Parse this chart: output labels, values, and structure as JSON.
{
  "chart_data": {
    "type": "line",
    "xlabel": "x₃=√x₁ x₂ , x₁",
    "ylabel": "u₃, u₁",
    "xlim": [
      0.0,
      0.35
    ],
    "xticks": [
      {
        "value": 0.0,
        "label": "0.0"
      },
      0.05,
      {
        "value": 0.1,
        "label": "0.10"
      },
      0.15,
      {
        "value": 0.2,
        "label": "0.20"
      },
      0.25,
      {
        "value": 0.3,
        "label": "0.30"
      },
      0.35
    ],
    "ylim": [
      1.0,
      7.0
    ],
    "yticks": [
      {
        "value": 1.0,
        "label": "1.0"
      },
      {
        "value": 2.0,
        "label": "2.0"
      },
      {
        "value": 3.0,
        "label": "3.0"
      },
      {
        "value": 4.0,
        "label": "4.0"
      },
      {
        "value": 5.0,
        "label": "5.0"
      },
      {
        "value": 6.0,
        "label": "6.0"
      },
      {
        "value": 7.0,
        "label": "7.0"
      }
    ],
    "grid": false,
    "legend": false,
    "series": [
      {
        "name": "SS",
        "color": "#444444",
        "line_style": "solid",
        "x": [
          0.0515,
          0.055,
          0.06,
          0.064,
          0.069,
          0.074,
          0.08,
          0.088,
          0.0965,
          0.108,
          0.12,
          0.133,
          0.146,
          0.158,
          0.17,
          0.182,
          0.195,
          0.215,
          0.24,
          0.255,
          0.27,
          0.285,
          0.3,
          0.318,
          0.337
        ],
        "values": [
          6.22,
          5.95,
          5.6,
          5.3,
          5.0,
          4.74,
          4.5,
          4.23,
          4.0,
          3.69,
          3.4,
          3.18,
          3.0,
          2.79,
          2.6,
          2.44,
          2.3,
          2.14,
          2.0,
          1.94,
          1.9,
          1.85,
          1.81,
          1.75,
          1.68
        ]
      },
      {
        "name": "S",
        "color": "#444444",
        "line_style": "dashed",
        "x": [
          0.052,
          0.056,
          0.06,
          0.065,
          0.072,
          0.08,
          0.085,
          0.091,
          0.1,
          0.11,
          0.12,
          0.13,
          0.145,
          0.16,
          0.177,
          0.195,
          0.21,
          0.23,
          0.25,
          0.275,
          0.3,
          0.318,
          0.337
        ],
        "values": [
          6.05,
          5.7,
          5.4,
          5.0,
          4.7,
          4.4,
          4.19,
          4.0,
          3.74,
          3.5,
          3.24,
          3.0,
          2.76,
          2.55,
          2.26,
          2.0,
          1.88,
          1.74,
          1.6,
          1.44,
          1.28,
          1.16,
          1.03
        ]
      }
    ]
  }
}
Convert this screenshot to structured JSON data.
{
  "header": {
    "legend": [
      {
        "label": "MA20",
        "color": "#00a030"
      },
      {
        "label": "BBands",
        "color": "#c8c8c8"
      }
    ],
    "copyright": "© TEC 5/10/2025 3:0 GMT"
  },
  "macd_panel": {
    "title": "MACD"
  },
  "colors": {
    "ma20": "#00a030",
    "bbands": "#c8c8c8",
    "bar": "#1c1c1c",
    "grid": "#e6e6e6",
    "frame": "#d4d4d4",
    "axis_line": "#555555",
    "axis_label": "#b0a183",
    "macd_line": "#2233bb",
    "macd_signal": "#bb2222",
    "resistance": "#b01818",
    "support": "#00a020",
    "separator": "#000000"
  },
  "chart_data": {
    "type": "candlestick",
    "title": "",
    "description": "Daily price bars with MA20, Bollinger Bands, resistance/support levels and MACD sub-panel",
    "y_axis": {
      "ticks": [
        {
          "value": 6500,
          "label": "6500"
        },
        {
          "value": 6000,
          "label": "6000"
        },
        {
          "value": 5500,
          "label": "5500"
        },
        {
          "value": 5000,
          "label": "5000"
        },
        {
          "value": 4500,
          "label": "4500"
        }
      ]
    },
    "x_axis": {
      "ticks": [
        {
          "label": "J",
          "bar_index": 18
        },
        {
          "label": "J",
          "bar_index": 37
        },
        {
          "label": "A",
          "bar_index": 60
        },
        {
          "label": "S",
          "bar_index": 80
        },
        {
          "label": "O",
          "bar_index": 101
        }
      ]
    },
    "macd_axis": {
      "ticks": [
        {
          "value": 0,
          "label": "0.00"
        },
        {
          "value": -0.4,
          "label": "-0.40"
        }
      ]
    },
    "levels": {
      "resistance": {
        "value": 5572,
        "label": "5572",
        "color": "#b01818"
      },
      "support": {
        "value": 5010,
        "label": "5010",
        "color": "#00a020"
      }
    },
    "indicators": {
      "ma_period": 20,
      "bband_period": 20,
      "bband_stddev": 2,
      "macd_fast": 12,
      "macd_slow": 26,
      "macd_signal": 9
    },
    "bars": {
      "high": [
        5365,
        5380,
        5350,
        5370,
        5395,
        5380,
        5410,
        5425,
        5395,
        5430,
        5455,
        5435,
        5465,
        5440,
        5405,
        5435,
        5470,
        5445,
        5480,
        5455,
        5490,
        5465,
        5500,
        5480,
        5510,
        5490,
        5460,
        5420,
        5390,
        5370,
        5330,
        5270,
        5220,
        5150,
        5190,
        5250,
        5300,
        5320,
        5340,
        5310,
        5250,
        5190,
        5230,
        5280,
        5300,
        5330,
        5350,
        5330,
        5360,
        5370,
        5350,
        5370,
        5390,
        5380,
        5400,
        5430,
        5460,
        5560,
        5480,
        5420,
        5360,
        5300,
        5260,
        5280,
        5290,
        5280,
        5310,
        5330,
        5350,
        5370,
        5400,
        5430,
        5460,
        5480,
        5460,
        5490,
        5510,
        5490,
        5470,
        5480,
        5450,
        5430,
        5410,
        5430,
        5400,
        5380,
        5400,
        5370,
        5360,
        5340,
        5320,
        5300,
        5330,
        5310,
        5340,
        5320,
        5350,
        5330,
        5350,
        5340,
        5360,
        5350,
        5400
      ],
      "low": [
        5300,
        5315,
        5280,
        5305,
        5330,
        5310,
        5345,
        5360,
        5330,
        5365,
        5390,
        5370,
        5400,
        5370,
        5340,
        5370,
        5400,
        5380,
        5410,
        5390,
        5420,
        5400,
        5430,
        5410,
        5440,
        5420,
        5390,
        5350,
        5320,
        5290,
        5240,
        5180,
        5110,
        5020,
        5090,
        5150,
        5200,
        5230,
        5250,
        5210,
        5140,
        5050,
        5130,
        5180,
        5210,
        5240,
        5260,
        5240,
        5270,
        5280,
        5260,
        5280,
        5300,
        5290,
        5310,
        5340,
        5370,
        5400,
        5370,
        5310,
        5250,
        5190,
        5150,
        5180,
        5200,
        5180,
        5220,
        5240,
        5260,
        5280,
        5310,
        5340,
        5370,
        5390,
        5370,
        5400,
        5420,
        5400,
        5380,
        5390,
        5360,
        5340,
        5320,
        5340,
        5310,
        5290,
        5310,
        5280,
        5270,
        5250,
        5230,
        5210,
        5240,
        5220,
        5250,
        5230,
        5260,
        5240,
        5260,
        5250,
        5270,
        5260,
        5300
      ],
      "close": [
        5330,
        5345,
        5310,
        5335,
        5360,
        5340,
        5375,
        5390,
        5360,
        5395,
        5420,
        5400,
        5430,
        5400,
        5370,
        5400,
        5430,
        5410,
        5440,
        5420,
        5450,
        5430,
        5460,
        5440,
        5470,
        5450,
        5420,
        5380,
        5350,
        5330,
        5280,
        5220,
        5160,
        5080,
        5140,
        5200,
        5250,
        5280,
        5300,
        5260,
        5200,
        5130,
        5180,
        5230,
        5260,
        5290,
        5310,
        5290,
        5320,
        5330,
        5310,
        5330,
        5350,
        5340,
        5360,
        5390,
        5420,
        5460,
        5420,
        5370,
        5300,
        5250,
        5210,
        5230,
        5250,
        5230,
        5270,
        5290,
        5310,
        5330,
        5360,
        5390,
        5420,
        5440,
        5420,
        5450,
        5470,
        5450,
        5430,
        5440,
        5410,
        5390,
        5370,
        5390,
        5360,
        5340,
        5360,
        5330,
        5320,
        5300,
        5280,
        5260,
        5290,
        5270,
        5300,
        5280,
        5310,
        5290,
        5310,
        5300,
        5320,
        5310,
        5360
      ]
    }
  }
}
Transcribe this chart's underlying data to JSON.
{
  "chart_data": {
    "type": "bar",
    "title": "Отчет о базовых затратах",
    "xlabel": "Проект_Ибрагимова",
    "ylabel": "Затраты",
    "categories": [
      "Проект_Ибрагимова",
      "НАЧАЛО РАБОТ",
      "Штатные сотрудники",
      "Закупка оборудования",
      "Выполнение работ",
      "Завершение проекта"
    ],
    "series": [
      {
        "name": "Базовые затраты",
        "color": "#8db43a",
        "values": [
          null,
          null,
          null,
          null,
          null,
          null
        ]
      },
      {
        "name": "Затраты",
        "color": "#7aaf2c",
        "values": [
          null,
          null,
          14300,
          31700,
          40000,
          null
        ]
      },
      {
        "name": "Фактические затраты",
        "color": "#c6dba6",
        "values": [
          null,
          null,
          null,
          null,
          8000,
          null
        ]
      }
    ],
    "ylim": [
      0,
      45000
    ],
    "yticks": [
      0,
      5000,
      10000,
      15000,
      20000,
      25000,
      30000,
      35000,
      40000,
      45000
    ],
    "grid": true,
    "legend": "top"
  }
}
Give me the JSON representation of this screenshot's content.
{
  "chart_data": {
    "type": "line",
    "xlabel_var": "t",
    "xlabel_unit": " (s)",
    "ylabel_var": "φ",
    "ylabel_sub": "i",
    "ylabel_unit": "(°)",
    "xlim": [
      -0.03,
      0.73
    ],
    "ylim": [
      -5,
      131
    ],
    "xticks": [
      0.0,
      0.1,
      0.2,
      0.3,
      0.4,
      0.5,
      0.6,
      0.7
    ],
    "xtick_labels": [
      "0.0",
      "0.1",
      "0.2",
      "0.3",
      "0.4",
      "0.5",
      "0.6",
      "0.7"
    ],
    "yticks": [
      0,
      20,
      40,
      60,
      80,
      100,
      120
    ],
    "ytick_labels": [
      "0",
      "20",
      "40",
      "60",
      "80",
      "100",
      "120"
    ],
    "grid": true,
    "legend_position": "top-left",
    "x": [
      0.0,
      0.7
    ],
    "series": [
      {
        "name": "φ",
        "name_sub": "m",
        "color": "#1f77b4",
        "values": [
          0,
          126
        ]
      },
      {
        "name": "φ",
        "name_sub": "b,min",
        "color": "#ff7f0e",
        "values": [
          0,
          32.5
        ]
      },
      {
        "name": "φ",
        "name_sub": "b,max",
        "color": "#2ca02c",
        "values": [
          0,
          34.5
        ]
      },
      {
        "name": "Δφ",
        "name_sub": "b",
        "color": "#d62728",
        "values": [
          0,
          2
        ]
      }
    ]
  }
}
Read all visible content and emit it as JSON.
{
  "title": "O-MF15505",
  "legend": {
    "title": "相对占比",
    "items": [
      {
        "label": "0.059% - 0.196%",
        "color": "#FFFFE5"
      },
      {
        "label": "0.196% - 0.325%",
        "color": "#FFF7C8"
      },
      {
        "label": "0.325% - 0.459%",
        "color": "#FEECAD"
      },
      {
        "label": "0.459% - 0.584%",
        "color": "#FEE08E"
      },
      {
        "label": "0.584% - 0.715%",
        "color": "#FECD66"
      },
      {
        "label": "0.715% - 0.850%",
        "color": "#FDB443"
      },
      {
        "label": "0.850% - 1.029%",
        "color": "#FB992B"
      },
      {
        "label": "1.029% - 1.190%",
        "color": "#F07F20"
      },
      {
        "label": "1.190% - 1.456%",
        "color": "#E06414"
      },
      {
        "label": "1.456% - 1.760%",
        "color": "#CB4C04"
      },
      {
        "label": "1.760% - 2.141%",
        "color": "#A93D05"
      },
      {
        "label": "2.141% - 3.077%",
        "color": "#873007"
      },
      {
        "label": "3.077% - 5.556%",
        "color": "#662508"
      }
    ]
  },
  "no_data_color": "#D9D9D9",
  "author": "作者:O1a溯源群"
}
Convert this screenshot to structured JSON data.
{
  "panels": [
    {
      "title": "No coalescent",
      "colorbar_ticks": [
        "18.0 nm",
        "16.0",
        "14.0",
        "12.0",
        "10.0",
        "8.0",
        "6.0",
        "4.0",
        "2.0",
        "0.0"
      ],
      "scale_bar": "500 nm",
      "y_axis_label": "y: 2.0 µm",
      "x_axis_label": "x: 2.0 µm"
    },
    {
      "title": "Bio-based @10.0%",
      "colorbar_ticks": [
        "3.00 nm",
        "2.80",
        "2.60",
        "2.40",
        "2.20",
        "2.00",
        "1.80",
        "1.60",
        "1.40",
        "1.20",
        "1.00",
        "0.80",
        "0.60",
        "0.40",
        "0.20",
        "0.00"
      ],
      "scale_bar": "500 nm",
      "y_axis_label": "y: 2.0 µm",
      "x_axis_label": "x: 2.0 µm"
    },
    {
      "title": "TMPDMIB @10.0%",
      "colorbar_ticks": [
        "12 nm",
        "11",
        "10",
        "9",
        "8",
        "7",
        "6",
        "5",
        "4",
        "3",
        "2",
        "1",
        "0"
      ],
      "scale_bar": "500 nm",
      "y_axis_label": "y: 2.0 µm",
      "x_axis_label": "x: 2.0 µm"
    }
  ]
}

= = =

» PROMPT: Show all lines in the entries above where the string "grid" appears.

» RESULT:
    "grid": false,
    "grid": "#e6e6e6",
    "grid": true,
    "grid": true,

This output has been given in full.